== Available records ==
::::
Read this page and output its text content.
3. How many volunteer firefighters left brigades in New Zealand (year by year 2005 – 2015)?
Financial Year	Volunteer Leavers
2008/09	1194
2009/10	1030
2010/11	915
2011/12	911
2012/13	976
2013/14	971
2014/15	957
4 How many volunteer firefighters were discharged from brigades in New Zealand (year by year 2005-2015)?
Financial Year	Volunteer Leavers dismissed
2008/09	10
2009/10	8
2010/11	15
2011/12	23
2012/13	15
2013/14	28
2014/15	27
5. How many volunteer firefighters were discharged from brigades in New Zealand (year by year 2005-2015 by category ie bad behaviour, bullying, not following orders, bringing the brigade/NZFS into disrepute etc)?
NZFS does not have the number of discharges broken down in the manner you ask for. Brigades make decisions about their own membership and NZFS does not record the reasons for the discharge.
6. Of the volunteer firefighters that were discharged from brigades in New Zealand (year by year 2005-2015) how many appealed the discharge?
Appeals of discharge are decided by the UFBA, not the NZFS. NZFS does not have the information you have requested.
::::
== Problem to solve ==
Reproduce all of the entries word for word.

== Answer to this task ==
Read this page and output its text content.
3. How many volunteer firefighters left brigades in New Zealand (year by year 2005 – 2015)?
Financial Year	Volunteer Leavers
2008/09	1194
2009/10	1030
2010/11	915
2011/12	911
2012/13	976
2013/14	971
2014/15	957
4 How many volunteer firefighters were discharged from brigades in New Zealand (year by year 2005-2015)?
Financial Year	Volunteer Leavers dismissed
2008/09	10
2009/10	8
2010/11	15
2011/12	23
2012/13	15
2013/14	28
2014/15	27
5. How many volunteer firefighters were discharged from brigades in New Zealand (year by year 2005-2015 by category ie bad behaviour, bullying, not following orders, bringing the brigade/NZFS into disrepute etc)?
NZFS does not have the number of discharges broken down in the manner you ask for. Brigades make decisions about their own membership and NZFS does not record the reasons for the discharge.
6. Of the volunteer firefighters that were discharged from brigades in New Zealand (year by year 2005-2015) how many appealed the discharge?
Appeals of discharge are decided by the UFBA, not the NZFS. NZFS does not have the information you have requested.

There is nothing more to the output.